**Records excerpted from a collection:**
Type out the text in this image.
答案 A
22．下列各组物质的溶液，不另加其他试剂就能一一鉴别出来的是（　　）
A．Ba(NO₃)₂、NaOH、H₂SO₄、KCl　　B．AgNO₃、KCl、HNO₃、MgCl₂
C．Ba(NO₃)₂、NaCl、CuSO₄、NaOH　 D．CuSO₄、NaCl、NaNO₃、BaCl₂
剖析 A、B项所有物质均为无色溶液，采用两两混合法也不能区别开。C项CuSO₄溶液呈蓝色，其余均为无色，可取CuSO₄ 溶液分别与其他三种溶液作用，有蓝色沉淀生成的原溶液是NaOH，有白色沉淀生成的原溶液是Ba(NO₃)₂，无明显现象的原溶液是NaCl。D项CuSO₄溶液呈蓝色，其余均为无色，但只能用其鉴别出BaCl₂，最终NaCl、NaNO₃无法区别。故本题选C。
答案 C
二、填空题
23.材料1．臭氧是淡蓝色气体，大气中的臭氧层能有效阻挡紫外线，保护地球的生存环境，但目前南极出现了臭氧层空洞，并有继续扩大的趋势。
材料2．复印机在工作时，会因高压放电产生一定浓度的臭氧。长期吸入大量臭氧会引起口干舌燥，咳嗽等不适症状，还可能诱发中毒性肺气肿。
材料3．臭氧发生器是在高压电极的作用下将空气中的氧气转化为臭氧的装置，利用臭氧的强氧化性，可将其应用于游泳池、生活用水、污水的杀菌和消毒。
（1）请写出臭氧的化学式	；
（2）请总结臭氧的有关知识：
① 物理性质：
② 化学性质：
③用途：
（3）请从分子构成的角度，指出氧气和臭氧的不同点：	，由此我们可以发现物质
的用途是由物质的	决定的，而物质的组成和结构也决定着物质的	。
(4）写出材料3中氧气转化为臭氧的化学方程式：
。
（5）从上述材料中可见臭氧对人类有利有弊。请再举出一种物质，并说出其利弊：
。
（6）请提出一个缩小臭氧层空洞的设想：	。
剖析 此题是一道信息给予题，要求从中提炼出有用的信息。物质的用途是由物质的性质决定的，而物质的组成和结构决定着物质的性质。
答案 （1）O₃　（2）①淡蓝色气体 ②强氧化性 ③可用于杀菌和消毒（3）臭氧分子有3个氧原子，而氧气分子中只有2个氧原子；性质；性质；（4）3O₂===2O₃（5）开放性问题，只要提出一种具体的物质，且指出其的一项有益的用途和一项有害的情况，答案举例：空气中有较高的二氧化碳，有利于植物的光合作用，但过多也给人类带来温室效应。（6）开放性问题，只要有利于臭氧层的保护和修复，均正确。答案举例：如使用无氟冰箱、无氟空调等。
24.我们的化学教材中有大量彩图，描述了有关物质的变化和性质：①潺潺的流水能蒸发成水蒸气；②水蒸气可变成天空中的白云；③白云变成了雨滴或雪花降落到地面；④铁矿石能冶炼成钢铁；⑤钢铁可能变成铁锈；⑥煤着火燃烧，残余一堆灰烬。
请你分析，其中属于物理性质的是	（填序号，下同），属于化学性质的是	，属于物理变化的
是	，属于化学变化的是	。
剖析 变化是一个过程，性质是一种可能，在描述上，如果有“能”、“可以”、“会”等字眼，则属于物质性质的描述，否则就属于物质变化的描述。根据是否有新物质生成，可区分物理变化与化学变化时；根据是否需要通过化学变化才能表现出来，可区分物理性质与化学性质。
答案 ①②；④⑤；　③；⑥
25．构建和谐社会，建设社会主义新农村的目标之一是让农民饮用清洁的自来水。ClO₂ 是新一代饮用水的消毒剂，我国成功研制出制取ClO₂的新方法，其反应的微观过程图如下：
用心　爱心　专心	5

**Task to carry out:**
Output the full listing without altering anything.

**Result for this task:**
Type out the text in this image.
答案 A
22．下列各组物质的溶液，不另加其他试剂就能一一鉴别出来的是（　　）
A．Ba(NO₃)₂、NaOH、H₂SO₄、KCl　　B．AgNO₃、KCl、HNO₃、MgCl₂
C．Ba(NO₃)₂、NaCl、CuSO₄、NaOH　 D．CuSO₄、NaCl、NaNO₃、BaCl₂
剖析 A、B项所有物质均为无色溶液，采用两两混合法也不能区别开。C项CuSO₄溶液呈蓝色，其余均为无色，可取CuSO₄ 溶液分别与其他三种溶液作用，有蓝色沉淀生成的原溶液是NaOH，有白色沉淀生成的原溶液是Ba(NO₃)₂，无明显现象的原溶液是NaCl。D项CuSO₄溶液呈蓝色，其余均为无色，但只能用其鉴别出BaCl₂，最终NaCl、NaNO₃无法区别。故本题选C。
答案 C
二、填空题
23.材料1．臭氧是淡蓝色气体，大气中的臭氧层能有效阻挡紫外线，保护地球的生存环境，但目前南极出现了臭氧层空洞，并有继续扩大的趋势。
材料2．复印机在工作时，会因高压放电产生一定浓度的臭氧。长期吸入大量臭氧会引起口干舌燥，咳嗽等不适症状，还可能诱发中毒性肺气肿。
材料3．臭氧发生器是在高压电极的作用下将空气中的氧气转化为臭氧的装置，利用臭氧的强氧化性，可将其应用于游泳池、生活用水、污水的杀菌和消毒。
（1）请写出臭氧的化学式	；
（2）请总结臭氧的有关知识：
① 物理性质：
② 化学性质：
③用途：
（3）请从分子构成的角度，指出氧气和臭氧的不同点：	，由此我们可以发现物质
的用途是由物质的	决定的，而物质的组成和结构也决定着物质的	。
(4）写出材料3中氧气转化为臭氧的化学方程式：
。
（5）从上述材料中可见臭氧对人类有利有弊。请再举出一种物质，并说出其利弊：
。
（6）请提出一个缩小臭氧层空洞的设想：	。
剖析 此题是一道信息给予题，要求从中提炼出有用的信息。物质的用途是由物质的性质决定的，而物质的组成和结构决定着物质的性质。
答案 （1）O₃　（2）①淡蓝色气体 ②强氧化性 ③可用于杀菌和消毒（3）臭氧分子有3个氧原子，而氧气分子中只有2个氧原子；性质；性质；（4）3O₂===2O₃（5）开放性问题，只要提出一种具体的物质，且指出其的一项有益的用途和一项有害的情况，答案举例：空气中有较高的二氧化碳，有利于植物的光合作用，但过多也给人类带来温室效应。（6）开放性问题，只要有利于臭氧层的保护和修复，均正确。答案举例：如使用无氟冰箱、无氟空调等。
24.我们的化学教材中有大量彩图，描述了有关物质的变化和性质：①潺潺的流水能蒸发成水蒸气；②水蒸气可变成天空中的白云；③白云变成了雨滴或雪花降落到地面；④铁矿石能冶炼成钢铁；⑤钢铁可能变成铁锈；⑥煤着火燃烧，残余一堆灰烬。
请你分析，其中属于物理性质的是	（填序号，下同），属于化学性质的是	，属于物理变化的
是	，属于化学变化的是	。
剖析 变化是一个过程，性质是一种可能，在描述上，如果有“能”、“可以”、“会”等字眼，则属于物质性质的描述，否则就属于物质变化的描述。根据是否有新物质生成，可区分物理变化与化学变化时；根据是否需要通过化学变化才能表现出来，可区分物理性质与化学性质。
答案 ①②；④⑤；　③；⑥
25．构建和谐社会，建设社会主义新农村的目标之一是让农民饮用清洁的自来水。ClO₂ 是新一代饮用水的消毒剂，我国成功研制出制取ClO₂的新方法，其反应的微观过程图如下：
用心　爱心　专心	5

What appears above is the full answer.